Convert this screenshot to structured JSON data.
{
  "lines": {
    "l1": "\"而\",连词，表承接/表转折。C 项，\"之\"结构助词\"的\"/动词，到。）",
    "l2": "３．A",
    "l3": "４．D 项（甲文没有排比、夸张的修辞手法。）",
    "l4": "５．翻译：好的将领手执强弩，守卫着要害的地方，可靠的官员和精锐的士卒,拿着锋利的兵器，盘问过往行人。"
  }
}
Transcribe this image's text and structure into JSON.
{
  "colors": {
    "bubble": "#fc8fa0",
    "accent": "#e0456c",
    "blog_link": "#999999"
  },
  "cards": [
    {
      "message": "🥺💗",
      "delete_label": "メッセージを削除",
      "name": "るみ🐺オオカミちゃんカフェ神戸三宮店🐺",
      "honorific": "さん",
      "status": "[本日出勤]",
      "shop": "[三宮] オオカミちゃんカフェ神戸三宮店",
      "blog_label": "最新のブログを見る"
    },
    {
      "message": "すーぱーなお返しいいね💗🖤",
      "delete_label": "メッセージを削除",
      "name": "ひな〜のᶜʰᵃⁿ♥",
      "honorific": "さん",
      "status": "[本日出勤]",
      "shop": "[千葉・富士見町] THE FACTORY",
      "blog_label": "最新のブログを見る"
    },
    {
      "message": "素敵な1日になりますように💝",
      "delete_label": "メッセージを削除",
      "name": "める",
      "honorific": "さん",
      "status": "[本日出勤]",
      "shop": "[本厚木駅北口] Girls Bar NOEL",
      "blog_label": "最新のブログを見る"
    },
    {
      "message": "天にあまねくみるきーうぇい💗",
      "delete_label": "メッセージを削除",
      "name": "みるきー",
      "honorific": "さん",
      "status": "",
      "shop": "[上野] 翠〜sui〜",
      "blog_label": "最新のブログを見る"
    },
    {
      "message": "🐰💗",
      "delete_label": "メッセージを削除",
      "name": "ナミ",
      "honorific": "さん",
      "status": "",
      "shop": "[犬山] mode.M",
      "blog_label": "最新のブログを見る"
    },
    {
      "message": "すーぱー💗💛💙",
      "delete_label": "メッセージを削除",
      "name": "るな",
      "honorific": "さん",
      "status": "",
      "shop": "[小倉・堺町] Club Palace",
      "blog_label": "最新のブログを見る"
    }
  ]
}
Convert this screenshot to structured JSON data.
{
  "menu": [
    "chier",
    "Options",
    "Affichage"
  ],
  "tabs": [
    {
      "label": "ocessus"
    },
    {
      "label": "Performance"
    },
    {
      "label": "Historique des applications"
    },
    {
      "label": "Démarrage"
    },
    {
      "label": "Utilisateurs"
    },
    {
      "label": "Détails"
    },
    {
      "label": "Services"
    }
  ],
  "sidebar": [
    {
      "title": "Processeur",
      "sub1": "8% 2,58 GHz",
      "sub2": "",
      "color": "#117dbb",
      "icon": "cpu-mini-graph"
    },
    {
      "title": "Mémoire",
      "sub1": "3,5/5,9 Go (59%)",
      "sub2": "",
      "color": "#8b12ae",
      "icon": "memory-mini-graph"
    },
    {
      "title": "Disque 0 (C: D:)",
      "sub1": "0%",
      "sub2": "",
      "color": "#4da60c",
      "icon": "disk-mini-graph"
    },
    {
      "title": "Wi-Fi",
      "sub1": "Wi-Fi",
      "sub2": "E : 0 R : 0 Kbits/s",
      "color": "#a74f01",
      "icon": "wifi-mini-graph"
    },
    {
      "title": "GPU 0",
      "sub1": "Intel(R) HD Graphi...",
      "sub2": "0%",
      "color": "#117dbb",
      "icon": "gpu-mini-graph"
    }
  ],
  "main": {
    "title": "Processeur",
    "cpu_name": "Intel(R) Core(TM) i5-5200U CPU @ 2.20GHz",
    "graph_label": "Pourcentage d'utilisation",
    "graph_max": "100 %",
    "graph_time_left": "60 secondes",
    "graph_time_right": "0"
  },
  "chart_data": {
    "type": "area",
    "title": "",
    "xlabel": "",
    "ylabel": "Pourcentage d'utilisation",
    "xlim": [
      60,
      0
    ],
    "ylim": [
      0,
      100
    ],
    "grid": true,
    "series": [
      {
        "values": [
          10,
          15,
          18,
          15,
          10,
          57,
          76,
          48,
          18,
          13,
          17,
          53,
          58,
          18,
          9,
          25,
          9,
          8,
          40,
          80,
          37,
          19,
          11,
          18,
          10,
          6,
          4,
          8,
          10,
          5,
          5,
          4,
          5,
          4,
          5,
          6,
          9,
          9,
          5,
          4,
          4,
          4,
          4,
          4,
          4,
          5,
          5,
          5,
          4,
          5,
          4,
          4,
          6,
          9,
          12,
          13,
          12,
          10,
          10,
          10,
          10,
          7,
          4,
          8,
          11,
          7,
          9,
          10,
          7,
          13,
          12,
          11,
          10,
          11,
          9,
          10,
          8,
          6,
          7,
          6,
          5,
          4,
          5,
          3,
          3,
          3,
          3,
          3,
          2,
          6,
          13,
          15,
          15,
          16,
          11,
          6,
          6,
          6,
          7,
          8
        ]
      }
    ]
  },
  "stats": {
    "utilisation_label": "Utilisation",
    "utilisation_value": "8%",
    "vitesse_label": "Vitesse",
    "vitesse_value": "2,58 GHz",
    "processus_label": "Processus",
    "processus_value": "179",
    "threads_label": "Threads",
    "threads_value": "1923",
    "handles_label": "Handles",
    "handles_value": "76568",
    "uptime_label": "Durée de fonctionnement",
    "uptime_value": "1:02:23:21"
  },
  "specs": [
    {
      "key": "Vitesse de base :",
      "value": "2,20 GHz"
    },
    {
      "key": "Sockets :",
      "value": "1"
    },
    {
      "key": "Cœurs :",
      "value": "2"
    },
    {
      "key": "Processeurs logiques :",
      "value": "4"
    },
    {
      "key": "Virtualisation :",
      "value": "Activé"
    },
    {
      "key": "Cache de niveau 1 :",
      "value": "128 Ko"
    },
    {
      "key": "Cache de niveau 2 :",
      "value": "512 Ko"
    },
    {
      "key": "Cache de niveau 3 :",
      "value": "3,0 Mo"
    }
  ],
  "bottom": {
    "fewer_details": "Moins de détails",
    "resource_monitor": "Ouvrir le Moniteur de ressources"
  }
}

**EXERCISE DESCRIPTION**
Find the string "Cache" in the listing and return every line that holds it.

**TASK SOLUTION**
      "key": "Cache de niveau 1 :",
      "key": "Cache de niveau 2 :",
      "key": "Cache de niveau 3 :",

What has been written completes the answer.